>> Start Task data

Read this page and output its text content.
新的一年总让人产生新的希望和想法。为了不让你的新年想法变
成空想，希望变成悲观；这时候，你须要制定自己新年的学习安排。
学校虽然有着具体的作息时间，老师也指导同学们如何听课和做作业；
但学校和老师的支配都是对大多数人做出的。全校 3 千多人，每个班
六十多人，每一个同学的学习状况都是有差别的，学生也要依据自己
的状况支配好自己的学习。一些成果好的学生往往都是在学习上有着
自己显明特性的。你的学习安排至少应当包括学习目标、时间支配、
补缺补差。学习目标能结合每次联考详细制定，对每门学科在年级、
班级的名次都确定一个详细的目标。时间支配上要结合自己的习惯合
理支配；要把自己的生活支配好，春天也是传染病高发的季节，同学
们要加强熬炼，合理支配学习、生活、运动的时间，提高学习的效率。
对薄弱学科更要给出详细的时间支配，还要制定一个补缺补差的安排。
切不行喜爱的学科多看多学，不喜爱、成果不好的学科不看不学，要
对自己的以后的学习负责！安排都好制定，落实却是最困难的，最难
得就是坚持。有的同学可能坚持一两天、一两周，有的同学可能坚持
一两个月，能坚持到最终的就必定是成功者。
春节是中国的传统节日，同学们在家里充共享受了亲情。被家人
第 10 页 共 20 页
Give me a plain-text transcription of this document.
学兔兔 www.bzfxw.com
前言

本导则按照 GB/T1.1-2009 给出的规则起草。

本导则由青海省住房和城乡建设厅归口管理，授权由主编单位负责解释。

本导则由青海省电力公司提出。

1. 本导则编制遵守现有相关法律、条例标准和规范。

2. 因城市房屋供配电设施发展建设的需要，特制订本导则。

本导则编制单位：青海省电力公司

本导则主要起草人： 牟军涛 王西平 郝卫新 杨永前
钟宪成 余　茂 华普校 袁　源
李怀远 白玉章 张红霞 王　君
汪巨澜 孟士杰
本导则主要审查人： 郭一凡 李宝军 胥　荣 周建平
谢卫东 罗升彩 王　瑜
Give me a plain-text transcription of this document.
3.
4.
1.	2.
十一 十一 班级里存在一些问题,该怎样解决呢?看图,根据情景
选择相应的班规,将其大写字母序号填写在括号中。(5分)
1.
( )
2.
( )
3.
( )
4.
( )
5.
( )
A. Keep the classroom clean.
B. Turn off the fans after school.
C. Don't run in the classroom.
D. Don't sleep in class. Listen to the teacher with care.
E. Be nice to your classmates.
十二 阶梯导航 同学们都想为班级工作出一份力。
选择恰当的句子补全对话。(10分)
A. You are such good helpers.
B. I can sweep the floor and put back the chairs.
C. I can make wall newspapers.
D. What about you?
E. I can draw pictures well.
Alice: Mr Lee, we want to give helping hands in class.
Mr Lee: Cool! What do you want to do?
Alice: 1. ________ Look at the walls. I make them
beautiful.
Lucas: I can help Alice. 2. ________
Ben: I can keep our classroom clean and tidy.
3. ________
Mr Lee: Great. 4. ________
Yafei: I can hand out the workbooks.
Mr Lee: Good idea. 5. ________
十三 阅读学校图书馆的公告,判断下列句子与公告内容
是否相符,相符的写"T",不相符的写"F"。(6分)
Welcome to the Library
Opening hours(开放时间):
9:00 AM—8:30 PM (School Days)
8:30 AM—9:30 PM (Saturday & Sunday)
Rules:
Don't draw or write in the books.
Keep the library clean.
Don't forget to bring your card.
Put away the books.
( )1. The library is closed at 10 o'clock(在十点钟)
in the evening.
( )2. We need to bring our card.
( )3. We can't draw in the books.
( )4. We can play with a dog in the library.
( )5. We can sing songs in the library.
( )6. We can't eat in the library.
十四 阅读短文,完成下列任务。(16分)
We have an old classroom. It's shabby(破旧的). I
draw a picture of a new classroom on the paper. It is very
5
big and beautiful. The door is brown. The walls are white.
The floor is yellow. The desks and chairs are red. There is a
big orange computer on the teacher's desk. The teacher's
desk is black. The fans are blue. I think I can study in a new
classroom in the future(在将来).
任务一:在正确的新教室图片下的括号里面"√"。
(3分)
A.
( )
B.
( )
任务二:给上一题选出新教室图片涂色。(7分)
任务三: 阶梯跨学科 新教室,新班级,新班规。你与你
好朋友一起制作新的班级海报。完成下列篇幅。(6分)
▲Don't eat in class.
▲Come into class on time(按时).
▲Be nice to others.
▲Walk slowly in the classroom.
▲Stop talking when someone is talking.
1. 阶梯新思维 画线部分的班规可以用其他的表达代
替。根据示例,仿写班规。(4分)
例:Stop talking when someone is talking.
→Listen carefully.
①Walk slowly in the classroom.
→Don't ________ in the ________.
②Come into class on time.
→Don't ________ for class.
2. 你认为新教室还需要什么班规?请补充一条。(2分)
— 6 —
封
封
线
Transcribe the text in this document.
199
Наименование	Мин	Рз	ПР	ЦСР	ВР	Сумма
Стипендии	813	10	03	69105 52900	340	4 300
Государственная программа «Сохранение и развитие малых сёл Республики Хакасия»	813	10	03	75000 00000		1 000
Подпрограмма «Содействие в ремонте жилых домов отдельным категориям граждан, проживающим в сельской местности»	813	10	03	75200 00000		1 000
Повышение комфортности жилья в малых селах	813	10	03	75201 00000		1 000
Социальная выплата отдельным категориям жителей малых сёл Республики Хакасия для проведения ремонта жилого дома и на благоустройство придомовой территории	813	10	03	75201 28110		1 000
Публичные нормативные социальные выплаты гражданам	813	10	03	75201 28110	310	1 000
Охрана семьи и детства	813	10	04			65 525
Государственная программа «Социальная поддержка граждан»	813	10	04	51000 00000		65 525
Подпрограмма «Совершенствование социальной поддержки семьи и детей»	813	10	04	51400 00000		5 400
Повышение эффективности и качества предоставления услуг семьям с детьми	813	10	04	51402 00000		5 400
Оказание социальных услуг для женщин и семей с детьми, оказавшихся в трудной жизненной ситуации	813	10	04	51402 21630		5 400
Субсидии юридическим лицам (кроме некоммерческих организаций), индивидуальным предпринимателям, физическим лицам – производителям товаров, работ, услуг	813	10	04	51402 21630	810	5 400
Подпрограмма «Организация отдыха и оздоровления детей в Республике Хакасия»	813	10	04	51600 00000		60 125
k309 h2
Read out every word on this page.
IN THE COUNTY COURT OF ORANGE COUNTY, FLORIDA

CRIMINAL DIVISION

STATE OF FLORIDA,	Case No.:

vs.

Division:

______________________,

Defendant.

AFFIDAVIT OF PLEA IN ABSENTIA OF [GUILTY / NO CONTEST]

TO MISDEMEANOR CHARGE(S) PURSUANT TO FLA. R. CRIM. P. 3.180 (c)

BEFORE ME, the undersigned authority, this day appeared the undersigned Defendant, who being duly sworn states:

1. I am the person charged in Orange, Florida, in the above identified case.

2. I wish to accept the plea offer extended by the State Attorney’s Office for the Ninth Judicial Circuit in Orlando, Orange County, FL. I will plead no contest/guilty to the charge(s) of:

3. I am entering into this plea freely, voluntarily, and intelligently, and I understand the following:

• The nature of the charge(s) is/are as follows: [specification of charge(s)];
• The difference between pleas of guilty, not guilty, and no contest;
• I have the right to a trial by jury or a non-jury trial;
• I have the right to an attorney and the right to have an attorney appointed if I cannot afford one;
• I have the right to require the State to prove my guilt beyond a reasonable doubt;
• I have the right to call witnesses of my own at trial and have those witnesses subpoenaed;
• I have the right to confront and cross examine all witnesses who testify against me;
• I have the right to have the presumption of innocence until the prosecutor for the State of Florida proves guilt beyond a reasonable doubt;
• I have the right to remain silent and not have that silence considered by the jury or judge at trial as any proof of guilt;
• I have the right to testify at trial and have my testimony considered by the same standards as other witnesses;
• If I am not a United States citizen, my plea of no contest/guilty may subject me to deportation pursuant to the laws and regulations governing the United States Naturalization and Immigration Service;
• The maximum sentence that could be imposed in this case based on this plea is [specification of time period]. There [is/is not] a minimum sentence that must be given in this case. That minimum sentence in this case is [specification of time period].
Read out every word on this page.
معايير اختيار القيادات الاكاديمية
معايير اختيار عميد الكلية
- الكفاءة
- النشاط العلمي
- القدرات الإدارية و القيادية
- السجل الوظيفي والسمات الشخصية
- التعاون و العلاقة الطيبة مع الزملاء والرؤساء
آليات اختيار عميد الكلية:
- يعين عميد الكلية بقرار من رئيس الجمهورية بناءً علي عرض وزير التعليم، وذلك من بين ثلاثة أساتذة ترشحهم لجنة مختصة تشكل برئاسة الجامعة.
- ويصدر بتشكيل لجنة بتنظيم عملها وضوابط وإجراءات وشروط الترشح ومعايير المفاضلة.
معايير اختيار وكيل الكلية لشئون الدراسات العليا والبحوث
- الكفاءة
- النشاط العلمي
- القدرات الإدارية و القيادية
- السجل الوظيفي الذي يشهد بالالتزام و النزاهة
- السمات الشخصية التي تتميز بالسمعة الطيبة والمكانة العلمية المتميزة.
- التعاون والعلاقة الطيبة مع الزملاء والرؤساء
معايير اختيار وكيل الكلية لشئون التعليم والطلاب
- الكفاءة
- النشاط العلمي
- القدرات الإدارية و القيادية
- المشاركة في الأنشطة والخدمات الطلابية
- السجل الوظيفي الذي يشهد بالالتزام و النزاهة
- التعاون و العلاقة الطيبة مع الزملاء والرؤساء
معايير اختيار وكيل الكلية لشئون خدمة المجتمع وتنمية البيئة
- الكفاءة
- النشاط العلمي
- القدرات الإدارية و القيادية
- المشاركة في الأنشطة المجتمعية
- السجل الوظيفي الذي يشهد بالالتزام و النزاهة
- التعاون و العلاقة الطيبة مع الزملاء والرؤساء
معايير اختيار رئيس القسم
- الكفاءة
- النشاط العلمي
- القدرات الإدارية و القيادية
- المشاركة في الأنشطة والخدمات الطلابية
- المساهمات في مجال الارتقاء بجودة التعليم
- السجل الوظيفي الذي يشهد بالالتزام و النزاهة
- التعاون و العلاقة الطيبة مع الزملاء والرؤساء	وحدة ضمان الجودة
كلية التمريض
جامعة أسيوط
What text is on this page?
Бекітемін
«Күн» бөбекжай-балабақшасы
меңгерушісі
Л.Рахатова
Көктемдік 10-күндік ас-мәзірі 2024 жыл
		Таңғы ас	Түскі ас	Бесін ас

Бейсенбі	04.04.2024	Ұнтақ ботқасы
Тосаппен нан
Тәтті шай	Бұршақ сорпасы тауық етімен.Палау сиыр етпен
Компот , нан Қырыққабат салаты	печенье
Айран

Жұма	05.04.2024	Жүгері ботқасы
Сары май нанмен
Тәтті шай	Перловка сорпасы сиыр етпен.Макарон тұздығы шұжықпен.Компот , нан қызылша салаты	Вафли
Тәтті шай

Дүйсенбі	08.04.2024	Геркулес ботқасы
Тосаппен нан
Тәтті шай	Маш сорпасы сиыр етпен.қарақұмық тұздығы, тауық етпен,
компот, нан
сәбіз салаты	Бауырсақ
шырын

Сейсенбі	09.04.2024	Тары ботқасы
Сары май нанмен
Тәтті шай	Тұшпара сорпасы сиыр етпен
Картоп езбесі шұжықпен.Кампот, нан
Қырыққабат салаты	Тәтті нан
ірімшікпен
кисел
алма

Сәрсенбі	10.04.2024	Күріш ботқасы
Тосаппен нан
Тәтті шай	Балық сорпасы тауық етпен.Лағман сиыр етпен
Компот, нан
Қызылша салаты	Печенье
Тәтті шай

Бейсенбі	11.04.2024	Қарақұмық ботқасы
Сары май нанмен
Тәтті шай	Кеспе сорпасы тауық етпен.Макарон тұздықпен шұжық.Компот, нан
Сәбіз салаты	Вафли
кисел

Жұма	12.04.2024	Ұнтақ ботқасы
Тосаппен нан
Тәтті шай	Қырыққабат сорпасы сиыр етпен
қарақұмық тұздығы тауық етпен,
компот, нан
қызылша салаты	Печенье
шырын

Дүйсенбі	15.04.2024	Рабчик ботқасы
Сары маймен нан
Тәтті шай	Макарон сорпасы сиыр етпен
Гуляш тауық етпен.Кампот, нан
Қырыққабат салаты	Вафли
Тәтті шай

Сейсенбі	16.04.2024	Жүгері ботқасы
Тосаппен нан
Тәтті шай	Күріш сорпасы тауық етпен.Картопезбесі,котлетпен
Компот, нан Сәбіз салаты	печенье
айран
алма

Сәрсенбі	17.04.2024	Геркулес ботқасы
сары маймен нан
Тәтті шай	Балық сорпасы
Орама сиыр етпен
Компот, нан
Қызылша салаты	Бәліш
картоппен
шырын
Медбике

>> End Task data

### Exercise
Only lines holding the string "walls" are wanted; gather each one from the entries above.

### The output
Alice: 1. ________ Look at the walls. I make them
big and beautiful. The door is brown. The walls are white.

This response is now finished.